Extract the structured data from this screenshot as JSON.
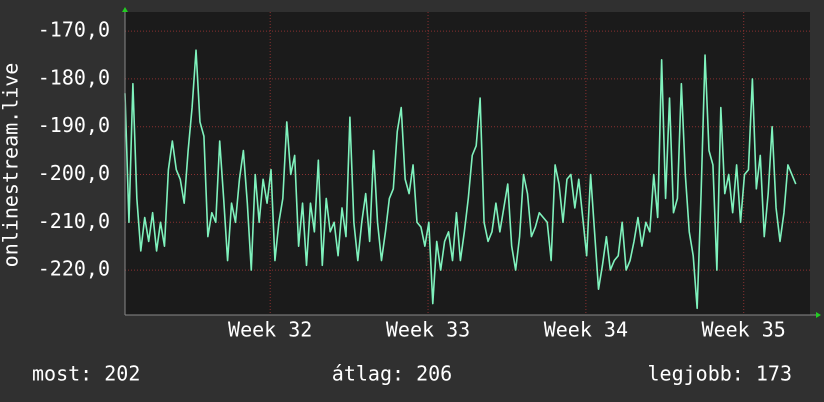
{
  "chart_data": {
    "type": "line",
    "y_label": "onlinestream.live",
    "color": "#7ff2bd",
    "grid": true,
    "xlim": [
      31.08,
      35.42
    ],
    "xticks": [
      {
        "value": 32,
        "label": "Week 32"
      },
      {
        "value": 33,
        "label": "Week 33"
      },
      {
        "value": 34,
        "label": "Week 34"
      },
      {
        "value": 35,
        "label": "Week 35"
      }
    ],
    "ylim": [
      -229.4,
      -166
    ],
    "yticks": [
      {
        "value": -170,
        "label": "-170,0"
      },
      {
        "value": -180,
        "label": "-180,0"
      },
      {
        "value": -190,
        "label": "-190,0"
      },
      {
        "value": -200,
        "label": "-200,0"
      },
      {
        "value": -210,
        "label": "-210,0"
      },
      {
        "value": -220,
        "label": "-220,0"
      }
    ],
    "x": [
      31.08,
      31.105,
      31.13,
      31.155,
      31.18,
      31.205,
      31.23,
      31.255,
      31.28,
      31.305,
      31.33,
      31.355,
      31.38,
      31.405,
      31.43,
      31.455,
      31.48,
      31.505,
      31.53,
      31.555,
      31.58,
      31.605,
      31.63,
      31.655,
      31.68,
      31.705,
      31.73,
      31.755,
      31.78,
      31.805,
      31.83,
      31.855,
      31.88,
      31.905,
      31.93,
      31.955,
      31.98,
      32.005,
      32.03,
      32.055,
      32.08,
      32.105,
      32.13,
      32.155,
      32.18,
      32.205,
      32.23,
      32.255,
      32.28,
      32.305,
      32.33,
      32.355,
      32.38,
      32.405,
      32.43,
      32.455,
      32.48,
      32.505,
      32.53,
      32.555,
      32.58,
      32.605,
      32.63,
      32.655,
      32.68,
      32.705,
      32.73,
      32.755,
      32.78,
      32.805,
      32.83,
      32.855,
      32.88,
      32.905,
      32.93,
      32.955,
      32.98,
      33.005,
      33.03,
      33.055,
      33.08,
      33.105,
      33.13,
      33.155,
      33.18,
      33.205,
      33.23,
      33.255,
      33.28,
      33.305,
      33.33,
      33.355,
      33.38,
      33.405,
      33.43,
      33.455,
      33.48,
      33.505,
      33.53,
      33.555,
      33.58,
      33.605,
      33.63,
      33.655,
      33.68,
      33.705,
      33.73,
      33.755,
      33.78,
      33.805,
      33.83,
      33.855,
      33.88,
      33.905,
      33.93,
      33.955,
      33.98,
      34.005,
      34.03,
      34.055,
      34.08,
      34.105,
      34.13,
      34.155,
      34.18,
      34.205,
      34.23,
      34.255,
      34.28,
      34.305,
      34.33,
      34.355,
      34.38,
      34.405,
      34.43,
      34.455,
      34.48,
      34.505,
      34.53,
      34.555,
      34.58,
      34.605,
      34.63,
      34.655,
      34.68,
      34.705,
      34.73,
      34.755,
      34.78,
      34.805,
      34.83,
      34.855,
      34.88,
      34.905,
      34.93,
      34.955,
      34.98,
      35.005,
      35.03,
      35.055,
      35.08,
      35.105,
      35.13,
      35.155,
      35.18,
      35.205,
      35.23,
      35.255,
      35.28,
      35.305,
      35.33
    ],
    "values": [
      -183,
      -210,
      -181,
      -205,
      -216,
      -209,
      -214,
      -208,
      -216,
      -210,
      -215,
      -199,
      -193,
      -199,
      -201,
      -206,
      -195,
      -186,
      -174,
      -189,
      -192,
      -213,
      -208,
      -210,
      -193,
      -205,
      -218,
      -206,
      -210,
      -201,
      -195,
      -206,
      -220,
      -200,
      -210,
      -201,
      -206,
      -199,
      -218,
      -210,
      -205,
      -189,
      -200,
      -196,
      -215,
      -206,
      -219,
      -206,
      -212,
      -197,
      -219,
      -205,
      -212,
      -210,
      -217,
      -207,
      -213,
      -188,
      -210,
      -218,
      -210,
      -204,
      -214,
      -195,
      -210,
      -218,
      -212,
      -205,
      -203,
      -191,
      -186,
      -201,
      -204,
      -198,
      -210,
      -211,
      -215,
      -210,
      -227,
      -214,
      -220,
      -214,
      -212,
      -218,
      -208,
      -218,
      -212,
      -205,
      -196,
      -194,
      -184,
      -210,
      -214,
      -212,
      -206,
      -212,
      -207,
      -202,
      -215,
      -220,
      -213,
      -200,
      -204,
      -213,
      -211,
      -208,
      -209,
      -210,
      -218,
      -198,
      -202,
      -210,
      -201,
      -200,
      -207,
      -201,
      -209,
      -217,
      -200,
      -212,
      -224,
      -219,
      -213,
      -220,
      -218,
      -217,
      -210,
      -220,
      -218,
      -214,
      -209,
      -215,
      -210,
      -212,
      -200,
      -209,
      -176,
      -205,
      -184,
      -208,
      -205,
      -181,
      -200,
      -212,
      -217,
      -228,
      -204,
      -175,
      -195,
      -198,
      -220,
      -186,
      -204,
      -200,
      -208,
      -198,
      -210,
      -200,
      -199,
      -180,
      -203,
      -196,
      -213,
      -204,
      -190,
      -207,
      -214,
      -208,
      -198,
      -200,
      -202
    ],
    "footer": {
      "current": "most: 202",
      "average": "átlag: 206",
      "best": "legjobb: 173"
    }
  }
}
************
Using the listing above, gather each line that holds the string "Week" and copy it.

        "label": "Week 32"
        "label": "Week 33"
        "label": "Week 34"
        "label": "Week 35"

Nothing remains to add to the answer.